--- Begin Records for processing ---
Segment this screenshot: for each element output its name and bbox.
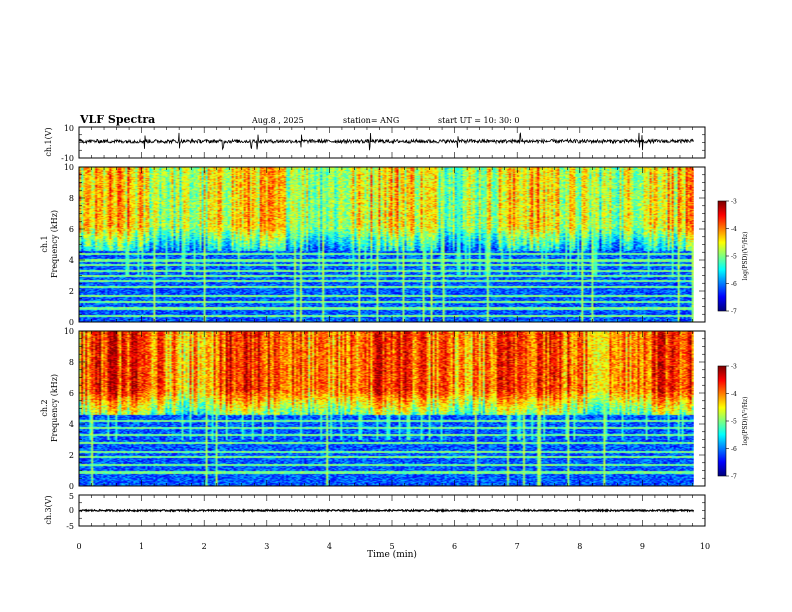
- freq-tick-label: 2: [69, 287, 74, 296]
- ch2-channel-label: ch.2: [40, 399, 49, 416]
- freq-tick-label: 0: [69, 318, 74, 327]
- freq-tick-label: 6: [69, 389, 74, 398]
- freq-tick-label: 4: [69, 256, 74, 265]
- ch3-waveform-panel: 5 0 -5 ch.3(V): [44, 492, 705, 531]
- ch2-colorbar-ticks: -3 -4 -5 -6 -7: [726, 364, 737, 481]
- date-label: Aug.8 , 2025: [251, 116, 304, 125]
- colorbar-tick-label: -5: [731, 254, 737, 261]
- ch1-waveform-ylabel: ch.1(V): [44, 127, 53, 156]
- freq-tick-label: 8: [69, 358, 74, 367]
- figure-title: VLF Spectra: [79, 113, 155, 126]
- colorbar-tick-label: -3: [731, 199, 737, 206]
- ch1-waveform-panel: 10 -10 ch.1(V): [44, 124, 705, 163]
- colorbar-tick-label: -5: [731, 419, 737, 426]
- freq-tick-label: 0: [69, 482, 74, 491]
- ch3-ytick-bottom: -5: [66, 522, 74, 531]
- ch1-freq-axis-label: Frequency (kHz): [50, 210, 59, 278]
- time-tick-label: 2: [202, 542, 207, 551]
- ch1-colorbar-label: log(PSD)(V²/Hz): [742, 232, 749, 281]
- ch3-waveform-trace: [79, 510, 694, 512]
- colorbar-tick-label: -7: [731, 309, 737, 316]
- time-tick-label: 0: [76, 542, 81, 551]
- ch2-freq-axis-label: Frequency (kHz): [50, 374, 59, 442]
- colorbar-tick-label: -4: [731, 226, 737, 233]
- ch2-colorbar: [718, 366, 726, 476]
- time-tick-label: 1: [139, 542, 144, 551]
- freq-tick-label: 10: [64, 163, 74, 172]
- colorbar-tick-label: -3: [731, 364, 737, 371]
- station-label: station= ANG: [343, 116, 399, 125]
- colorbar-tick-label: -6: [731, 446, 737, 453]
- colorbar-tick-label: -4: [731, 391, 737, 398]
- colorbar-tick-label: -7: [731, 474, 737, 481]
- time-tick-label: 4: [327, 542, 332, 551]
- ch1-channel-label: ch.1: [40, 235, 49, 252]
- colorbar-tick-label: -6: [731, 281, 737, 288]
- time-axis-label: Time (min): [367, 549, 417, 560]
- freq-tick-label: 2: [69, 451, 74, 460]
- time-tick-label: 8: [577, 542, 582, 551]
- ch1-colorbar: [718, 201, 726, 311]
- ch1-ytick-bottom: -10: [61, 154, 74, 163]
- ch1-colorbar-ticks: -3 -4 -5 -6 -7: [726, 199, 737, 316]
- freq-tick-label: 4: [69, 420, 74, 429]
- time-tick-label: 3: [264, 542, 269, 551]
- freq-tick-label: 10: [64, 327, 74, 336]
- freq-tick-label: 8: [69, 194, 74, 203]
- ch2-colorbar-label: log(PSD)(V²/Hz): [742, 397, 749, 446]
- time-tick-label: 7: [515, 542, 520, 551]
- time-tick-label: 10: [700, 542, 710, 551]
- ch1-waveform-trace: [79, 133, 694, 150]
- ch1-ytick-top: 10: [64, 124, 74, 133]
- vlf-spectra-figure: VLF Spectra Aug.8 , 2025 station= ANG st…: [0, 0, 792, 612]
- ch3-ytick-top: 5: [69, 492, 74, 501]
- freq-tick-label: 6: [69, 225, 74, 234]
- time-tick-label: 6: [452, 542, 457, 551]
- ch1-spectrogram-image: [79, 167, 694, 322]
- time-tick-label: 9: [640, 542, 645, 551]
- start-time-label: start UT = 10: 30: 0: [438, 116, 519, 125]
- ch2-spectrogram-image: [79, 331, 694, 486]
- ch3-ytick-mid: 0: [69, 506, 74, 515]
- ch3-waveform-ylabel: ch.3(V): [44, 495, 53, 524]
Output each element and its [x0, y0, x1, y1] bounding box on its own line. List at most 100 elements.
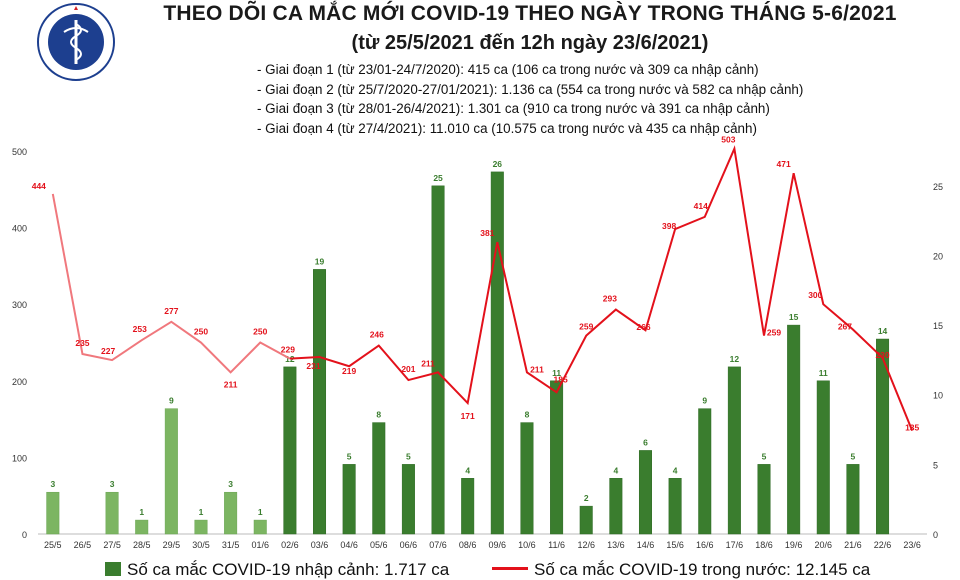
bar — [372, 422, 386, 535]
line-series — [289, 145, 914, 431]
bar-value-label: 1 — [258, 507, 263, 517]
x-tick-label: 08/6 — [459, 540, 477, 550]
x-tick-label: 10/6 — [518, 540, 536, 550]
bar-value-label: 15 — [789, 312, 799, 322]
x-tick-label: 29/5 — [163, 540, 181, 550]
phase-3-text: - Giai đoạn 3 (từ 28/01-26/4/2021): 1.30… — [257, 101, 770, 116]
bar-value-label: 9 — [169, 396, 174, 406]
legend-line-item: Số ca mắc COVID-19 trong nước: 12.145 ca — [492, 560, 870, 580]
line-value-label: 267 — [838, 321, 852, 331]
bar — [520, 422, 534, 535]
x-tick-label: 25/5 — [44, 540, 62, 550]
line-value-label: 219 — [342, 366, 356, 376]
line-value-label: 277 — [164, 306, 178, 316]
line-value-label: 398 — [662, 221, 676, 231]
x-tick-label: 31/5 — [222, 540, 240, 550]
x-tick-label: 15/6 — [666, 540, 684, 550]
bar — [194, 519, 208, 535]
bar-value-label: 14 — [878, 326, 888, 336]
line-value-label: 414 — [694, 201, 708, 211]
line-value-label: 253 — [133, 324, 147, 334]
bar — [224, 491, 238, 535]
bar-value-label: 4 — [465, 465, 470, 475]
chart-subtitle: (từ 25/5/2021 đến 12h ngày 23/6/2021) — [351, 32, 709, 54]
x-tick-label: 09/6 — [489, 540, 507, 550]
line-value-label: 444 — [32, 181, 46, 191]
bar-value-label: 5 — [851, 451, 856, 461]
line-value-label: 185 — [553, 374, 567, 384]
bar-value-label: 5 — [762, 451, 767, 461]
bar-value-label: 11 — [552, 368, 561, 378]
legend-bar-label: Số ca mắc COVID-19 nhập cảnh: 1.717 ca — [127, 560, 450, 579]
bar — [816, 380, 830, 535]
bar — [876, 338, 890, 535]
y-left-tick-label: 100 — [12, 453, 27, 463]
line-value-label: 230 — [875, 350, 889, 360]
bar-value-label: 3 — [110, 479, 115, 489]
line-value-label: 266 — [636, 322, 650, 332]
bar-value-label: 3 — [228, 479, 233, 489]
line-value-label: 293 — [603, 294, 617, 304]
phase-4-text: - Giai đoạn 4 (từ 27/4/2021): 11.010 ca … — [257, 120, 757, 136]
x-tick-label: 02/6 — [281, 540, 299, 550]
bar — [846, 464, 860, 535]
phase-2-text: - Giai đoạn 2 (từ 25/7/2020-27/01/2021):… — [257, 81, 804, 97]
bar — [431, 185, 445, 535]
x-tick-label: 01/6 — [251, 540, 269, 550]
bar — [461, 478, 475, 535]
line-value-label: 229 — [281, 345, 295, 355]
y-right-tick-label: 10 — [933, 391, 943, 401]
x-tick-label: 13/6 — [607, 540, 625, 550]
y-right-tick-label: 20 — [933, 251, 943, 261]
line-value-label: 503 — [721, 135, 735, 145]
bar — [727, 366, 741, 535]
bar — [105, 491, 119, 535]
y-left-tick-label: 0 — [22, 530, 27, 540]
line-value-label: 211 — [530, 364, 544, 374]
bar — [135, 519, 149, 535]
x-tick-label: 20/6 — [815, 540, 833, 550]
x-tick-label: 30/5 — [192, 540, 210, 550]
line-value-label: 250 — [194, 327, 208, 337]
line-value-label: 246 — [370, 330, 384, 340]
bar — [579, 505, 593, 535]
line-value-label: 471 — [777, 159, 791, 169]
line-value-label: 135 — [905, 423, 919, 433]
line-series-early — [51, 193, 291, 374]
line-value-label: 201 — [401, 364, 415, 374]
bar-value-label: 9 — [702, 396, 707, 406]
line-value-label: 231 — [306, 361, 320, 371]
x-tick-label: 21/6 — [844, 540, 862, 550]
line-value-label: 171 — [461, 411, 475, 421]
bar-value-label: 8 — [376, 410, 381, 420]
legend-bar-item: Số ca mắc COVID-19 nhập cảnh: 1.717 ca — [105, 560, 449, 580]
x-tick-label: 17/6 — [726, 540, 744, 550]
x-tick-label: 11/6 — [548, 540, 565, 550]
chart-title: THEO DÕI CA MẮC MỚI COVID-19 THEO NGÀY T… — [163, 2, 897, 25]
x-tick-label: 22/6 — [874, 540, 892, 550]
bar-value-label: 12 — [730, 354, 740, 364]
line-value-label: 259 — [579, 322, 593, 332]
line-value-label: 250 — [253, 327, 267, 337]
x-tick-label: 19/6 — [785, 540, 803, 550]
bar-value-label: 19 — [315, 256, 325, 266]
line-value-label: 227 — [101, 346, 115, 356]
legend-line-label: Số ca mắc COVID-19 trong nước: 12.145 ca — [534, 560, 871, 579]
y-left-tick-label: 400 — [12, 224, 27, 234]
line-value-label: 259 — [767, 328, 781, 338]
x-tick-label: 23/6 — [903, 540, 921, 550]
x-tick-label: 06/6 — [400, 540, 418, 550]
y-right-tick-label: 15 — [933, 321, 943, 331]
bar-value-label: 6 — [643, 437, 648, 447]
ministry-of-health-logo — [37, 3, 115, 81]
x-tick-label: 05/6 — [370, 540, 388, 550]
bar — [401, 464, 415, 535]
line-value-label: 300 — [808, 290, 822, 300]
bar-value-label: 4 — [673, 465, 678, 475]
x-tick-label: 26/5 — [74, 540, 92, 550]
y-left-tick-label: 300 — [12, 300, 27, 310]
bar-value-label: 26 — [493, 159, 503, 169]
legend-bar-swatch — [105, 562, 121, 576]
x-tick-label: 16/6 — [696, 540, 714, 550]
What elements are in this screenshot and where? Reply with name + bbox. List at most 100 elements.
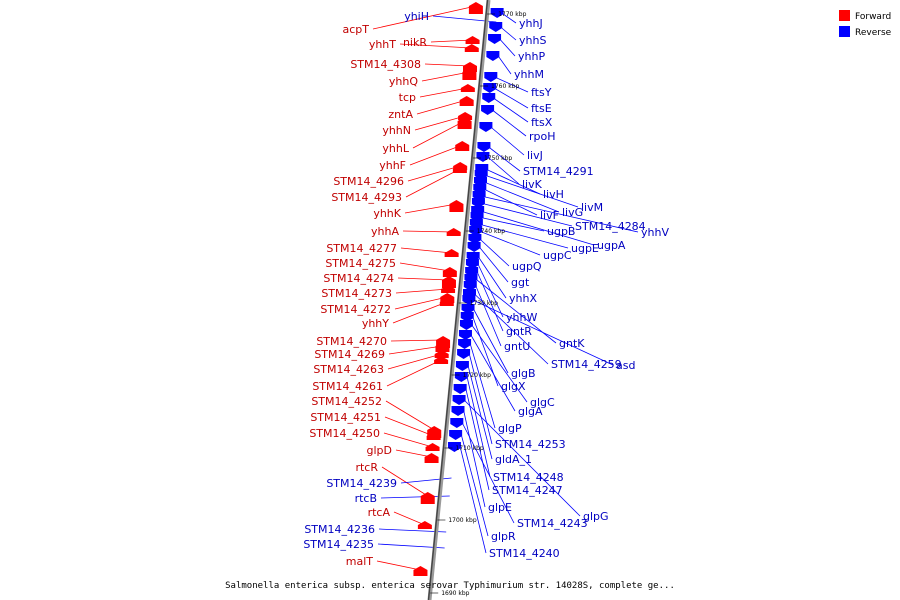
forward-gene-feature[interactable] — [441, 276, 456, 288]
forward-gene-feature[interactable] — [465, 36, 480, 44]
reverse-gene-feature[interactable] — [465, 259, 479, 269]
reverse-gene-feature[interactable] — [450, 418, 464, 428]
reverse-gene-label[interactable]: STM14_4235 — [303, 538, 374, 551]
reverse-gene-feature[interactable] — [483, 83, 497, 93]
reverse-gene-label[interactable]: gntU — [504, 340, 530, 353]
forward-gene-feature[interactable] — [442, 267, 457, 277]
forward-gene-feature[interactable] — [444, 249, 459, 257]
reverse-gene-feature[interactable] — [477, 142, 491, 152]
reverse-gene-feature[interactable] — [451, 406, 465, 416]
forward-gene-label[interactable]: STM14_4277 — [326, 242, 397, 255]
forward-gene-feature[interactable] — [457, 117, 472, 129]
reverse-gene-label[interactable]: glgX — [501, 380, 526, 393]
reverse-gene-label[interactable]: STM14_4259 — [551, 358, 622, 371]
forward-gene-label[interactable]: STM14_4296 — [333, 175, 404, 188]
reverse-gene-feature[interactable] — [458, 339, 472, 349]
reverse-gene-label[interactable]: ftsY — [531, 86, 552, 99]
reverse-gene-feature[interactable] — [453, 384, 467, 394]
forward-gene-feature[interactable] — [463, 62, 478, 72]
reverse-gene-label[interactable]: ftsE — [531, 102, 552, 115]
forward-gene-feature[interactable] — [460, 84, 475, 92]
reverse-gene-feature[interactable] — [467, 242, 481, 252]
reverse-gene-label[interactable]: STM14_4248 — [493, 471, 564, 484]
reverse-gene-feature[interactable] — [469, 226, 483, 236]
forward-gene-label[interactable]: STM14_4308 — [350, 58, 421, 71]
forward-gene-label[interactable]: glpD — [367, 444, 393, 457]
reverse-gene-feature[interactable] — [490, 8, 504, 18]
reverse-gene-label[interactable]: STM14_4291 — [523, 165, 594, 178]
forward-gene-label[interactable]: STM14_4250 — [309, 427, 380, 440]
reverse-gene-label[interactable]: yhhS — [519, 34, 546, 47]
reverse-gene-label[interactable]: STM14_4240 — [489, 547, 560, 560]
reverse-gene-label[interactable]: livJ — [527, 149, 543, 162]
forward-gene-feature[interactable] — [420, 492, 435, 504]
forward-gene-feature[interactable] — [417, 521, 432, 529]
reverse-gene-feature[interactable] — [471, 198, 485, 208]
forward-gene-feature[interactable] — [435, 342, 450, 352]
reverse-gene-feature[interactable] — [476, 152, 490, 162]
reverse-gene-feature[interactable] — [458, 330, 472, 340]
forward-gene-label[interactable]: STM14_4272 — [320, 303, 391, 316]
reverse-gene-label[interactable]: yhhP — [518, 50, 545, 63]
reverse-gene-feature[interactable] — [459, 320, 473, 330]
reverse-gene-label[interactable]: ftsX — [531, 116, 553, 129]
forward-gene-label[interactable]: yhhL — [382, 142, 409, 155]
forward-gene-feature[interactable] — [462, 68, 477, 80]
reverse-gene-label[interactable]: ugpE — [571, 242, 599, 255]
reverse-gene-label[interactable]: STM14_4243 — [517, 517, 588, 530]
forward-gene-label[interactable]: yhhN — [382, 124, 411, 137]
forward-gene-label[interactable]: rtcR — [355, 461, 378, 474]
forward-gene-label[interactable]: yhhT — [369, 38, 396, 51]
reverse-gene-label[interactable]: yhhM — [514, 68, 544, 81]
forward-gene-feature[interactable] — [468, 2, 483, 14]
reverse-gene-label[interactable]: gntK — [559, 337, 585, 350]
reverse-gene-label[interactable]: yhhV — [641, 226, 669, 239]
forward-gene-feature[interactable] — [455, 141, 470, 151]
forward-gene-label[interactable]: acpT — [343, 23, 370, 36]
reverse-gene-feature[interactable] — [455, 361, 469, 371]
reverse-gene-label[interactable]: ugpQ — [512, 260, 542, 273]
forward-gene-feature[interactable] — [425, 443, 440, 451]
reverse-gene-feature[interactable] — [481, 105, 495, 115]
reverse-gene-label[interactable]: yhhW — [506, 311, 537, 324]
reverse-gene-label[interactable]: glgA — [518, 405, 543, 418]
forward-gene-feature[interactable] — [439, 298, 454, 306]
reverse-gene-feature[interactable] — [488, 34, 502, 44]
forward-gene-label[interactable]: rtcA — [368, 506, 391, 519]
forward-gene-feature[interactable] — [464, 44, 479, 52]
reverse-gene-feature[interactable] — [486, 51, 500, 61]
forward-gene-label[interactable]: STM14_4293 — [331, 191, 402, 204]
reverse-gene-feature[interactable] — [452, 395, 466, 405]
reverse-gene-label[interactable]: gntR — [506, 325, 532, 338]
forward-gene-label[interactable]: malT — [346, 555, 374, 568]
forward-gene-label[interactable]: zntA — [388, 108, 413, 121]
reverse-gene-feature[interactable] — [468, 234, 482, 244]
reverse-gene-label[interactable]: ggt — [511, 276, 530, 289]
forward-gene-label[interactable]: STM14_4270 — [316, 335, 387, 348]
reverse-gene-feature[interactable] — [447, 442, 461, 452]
--- End Records for processing ---
● Objective:
In the listing above, reproduce the lines from the one containing "- freq-tick-label: 2: [69, 287, 74, 296]" through the one containing "- colorbar-tick-label: -5: [731, 419, 737, 426]", both included.

● Solved problem:
- freq-tick-label: 2: [69, 287, 74, 296]
- ch2-channel-label: ch.2: [40, 399, 49, 416]
- freq-tick-label: 0: [69, 318, 74, 327]
- freq-tick-label: 6: [69, 389, 74, 398]
- freq-tick-label: 4: [69, 256, 74, 265]
- ch3-waveform-panel: 5 0 -5 ch.3(V): [44, 492, 705, 531]
- ch2-colorbar-ticks: -3 -4 -5 -6 -7: [726, 364, 737, 481]
- date-label: Aug.8 , 2025: [251, 116, 304, 125]
- colorbar-tick-label: -5: [731, 254, 737, 261]
- ch1-waveform-ylabel: ch.1(V): [44, 127, 53, 156]
- freq-tick-label: 8: [69, 358, 74, 367]
- figure-title: VLF Spectra: [79, 113, 155, 126]
- colorbar-tick-label: -3: [731, 199, 737, 206]
- ch1-waveform-panel: 10 -10 ch.1(V): [44, 124, 705, 163]
- colorbar-tick-label: -5: [731, 419, 737, 426]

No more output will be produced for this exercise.